▶ EXERCISE PROMPT
Set down the passage of the interview on Russia policy from "You’ve mentioned Russia’s" to "of communication open.", word for word.

You’ve mentioned Russia’s role in the cyber attacks, as well as in the situation in Syria and Ukraine. Donald Trump has been known to take a warmer tone with Russia, whereas Hillary Clinton might take a tougher stance in potential dealings. What is the right course of action?

We need to be tough with Russia. I would suggest military help to Ukraine, conceivably more sanctions, and a more assertive posture in Syria for the U.S. At the same time, I would keep the channels of communication open.

What about the approach to Mr. Putin himself?

I would advise the new American president to send a senior envoy to meet with him, and make the case that we seek neither to isolate nor to humiliate Russia. At the same time, it need be made clear that in places like Europe and the Middle East, we are going to defend our principles. It is therefore up to Russia to determine the personality of our relationship. We will push back and there have to be consequences for when Russia crosses the line.

Is this a repeat of the old Cold War notion of “containment”?

(Element box records)
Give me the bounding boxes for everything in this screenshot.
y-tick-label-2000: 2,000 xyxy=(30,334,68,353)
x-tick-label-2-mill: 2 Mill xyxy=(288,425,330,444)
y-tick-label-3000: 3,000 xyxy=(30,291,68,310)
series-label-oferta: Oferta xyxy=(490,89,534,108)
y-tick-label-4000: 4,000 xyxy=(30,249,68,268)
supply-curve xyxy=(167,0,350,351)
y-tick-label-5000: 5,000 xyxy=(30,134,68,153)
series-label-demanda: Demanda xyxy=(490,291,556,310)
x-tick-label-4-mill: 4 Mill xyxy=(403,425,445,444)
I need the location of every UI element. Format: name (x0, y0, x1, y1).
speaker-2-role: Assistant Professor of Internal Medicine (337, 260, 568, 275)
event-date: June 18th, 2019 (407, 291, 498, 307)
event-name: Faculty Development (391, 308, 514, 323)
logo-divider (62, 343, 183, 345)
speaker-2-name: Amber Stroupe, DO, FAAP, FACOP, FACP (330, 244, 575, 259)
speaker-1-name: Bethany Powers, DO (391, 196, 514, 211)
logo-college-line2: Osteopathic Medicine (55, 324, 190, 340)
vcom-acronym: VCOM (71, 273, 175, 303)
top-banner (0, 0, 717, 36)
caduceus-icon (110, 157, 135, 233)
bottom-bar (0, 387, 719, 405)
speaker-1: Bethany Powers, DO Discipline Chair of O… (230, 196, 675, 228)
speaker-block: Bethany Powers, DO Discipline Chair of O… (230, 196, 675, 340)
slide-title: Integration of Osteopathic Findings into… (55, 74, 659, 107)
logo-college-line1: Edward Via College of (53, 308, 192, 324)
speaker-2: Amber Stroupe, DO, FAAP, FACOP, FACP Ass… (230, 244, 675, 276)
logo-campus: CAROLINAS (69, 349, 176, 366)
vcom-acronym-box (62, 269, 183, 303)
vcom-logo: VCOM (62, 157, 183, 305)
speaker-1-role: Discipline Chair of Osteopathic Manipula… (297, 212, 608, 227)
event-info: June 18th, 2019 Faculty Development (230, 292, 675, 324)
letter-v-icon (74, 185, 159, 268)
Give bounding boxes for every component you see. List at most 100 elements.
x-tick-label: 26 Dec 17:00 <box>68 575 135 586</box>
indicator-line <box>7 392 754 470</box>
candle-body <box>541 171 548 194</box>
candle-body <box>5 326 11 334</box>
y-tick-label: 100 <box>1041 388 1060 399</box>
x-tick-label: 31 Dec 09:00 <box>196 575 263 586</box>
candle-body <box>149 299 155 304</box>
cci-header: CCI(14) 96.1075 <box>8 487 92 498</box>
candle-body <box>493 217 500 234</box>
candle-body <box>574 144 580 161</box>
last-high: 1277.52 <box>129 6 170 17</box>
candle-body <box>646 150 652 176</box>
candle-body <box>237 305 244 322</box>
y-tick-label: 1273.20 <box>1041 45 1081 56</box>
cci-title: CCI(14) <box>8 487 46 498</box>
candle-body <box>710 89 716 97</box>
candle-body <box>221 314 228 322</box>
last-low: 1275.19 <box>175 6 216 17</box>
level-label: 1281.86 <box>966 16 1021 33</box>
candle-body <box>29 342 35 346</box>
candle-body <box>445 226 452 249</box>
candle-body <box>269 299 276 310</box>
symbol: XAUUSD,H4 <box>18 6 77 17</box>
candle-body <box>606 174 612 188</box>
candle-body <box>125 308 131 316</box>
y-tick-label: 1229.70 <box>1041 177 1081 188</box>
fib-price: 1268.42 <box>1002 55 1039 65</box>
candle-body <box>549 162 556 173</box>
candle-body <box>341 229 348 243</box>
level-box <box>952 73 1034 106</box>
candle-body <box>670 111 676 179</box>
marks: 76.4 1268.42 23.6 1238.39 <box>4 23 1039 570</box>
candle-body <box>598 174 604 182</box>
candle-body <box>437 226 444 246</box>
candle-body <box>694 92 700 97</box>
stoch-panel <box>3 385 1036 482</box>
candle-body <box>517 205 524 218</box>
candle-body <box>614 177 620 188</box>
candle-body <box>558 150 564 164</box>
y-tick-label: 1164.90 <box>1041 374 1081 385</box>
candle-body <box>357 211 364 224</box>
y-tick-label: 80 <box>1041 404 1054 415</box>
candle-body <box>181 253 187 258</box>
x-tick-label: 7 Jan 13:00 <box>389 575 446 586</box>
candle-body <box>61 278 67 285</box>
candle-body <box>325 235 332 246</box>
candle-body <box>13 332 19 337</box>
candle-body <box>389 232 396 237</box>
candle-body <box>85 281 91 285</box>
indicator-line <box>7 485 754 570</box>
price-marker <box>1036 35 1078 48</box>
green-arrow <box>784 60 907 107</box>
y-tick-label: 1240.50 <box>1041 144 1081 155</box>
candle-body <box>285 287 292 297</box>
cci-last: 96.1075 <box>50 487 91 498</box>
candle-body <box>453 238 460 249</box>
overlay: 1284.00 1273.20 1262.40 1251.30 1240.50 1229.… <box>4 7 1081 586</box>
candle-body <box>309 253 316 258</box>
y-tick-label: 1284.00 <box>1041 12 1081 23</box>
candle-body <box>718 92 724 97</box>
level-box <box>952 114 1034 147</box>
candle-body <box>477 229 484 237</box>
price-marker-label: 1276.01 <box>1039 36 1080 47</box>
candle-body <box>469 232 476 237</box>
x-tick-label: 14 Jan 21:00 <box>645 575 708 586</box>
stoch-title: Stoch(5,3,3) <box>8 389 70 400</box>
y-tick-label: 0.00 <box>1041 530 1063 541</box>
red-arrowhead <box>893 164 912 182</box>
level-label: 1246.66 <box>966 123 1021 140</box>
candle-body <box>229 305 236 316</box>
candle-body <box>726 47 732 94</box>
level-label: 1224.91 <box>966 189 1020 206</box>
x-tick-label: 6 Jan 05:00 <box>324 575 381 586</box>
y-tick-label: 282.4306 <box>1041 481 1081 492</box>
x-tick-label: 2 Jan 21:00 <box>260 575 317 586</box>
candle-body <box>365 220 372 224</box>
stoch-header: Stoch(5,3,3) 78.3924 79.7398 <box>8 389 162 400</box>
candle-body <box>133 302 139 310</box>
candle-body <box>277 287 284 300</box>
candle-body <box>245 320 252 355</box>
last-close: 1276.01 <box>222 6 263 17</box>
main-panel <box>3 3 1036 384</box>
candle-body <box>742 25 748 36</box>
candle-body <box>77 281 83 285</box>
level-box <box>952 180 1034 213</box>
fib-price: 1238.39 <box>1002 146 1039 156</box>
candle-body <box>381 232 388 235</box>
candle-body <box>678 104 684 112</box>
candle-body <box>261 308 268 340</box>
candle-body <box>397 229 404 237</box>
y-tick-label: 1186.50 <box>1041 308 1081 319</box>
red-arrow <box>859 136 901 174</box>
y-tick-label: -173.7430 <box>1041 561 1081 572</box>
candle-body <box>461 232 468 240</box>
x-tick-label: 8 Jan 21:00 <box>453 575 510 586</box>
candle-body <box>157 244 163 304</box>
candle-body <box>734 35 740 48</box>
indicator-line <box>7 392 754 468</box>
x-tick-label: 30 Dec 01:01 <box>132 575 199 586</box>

▶ TASK OUTPUT
You’ve mentioned Russia’s role in the cyber attacks, as well as in the situation in Syria and Ukraine. Donald Trump has been known to take a warmer tone with Russia, whereas Hillary Clinton might take a tougher stance in potential dealings. What is the right course of action?

We need to be tough with Russia. I would suggest military help to Ukraine, conceivably more sanctions, and a more assertive posture in Syria for the U.S. At the same time, I would keep the channels of communication open.